Written request: Restate each entry word for word, leaving nothing out.

Task data:
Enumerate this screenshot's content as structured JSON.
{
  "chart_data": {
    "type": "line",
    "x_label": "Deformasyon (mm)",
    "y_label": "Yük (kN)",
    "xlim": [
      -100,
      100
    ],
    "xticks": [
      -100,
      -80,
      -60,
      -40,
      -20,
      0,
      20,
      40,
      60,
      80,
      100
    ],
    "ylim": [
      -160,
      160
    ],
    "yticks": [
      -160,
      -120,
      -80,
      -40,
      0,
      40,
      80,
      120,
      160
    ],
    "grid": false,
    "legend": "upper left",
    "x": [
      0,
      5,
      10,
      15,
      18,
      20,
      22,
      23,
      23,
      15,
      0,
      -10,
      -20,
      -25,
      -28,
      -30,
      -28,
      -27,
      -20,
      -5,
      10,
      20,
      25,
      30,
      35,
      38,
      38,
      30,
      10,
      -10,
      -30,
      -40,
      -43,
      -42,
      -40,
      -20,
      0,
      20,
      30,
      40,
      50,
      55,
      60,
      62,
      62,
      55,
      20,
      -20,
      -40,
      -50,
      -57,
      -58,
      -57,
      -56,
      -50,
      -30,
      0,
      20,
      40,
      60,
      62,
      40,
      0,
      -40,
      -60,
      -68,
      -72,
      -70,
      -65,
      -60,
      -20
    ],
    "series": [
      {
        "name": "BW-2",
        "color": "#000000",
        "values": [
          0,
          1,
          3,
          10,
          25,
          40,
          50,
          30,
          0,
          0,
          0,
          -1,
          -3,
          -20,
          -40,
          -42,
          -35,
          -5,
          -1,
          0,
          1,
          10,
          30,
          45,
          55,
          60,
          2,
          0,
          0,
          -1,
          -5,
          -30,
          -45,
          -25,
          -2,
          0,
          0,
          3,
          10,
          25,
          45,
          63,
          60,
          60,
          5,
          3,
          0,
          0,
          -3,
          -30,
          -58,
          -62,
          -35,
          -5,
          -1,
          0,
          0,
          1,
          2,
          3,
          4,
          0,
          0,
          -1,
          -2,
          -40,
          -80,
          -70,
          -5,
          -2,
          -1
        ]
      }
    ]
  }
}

Full answer:
Enumerate this screenshot's content as structured JSON.
{
  "chart_data": {
    "type": "line",
    "x_label": "Deformasyon (mm)",
    "y_label": "Yük (kN)",
    "xlim": [
      -100,
      100
    ],
    "xticks": [
      -100,
      -80,
      -60,
      -40,
      -20,
      0,
      20,
      40,
      60,
      80,
      100
    ],
    "ylim": [
      -160,
      160
    ],
    "yticks": [
      -160,
      -120,
      -80,
      -40,
      0,
      40,
      80,
      120,
      160
    ],
    "grid": false,
    "legend": "upper left",
    "x": [
      0,
      5,
      10,
      15,
      18,
      20,
      22,
      23,
      23,
      15,
      0,
      -10,
      -20,
      -25,
      -28,
      -30,
      -28,
      -27,
      -20,
      -5,
      10,
      20,
      25,
      30,
      35,
      38,
      38,
      30,
      10,
      -10,
      -30,
      -40,
      -43,
      -42,
      -40,
      -20,
      0,
      20,
      30,
      40,
      50,
      55,
      60,
      62,
      62,
      55,
      20,
      -20,
      -40,
      -50,
      -57,
      -58,
      -57,
      -56,
      -50,
      -30,
      0,
      20,
      40,
      60,
      62,
      40,
      0,
      -40,
      -60,
      -68,
      -72,
      -70,
      -65,
      -60,
      -20
    ],
    "series": [
      {
        "name": "BW-2",
        "color": "#000000",
        "values": [
          0,
          1,
          3,
          10,
          25,
          40,
          50,
          30,
          0,
          0,
          0,
          -1,
          -3,
          -20,
          -40,
          -42,
          -35,
          -5,
          -1,
          0,
          1,
          10,
          30,
          45,
          55,
          60,
          2,
          0,
          0,
          -1,
          -5,
          -30,
          -45,
          -25,
          -2,
          0,
          0,
          3,
          10,
          25,
          45,
          63,
          60,
          60,
          5,
          3,
          0,
          0,
          -3,
          -30,
          -58,
          -62,
          -35,
          -5,
          -1,
          0,
          0,
          1,
          2,
          3,
          4,
          0,
          0,
          -1,
          -2,
          -40,
          -80,
          -70,
          -5,
          -2,
          -1
        ]
      }
    ]
  }
}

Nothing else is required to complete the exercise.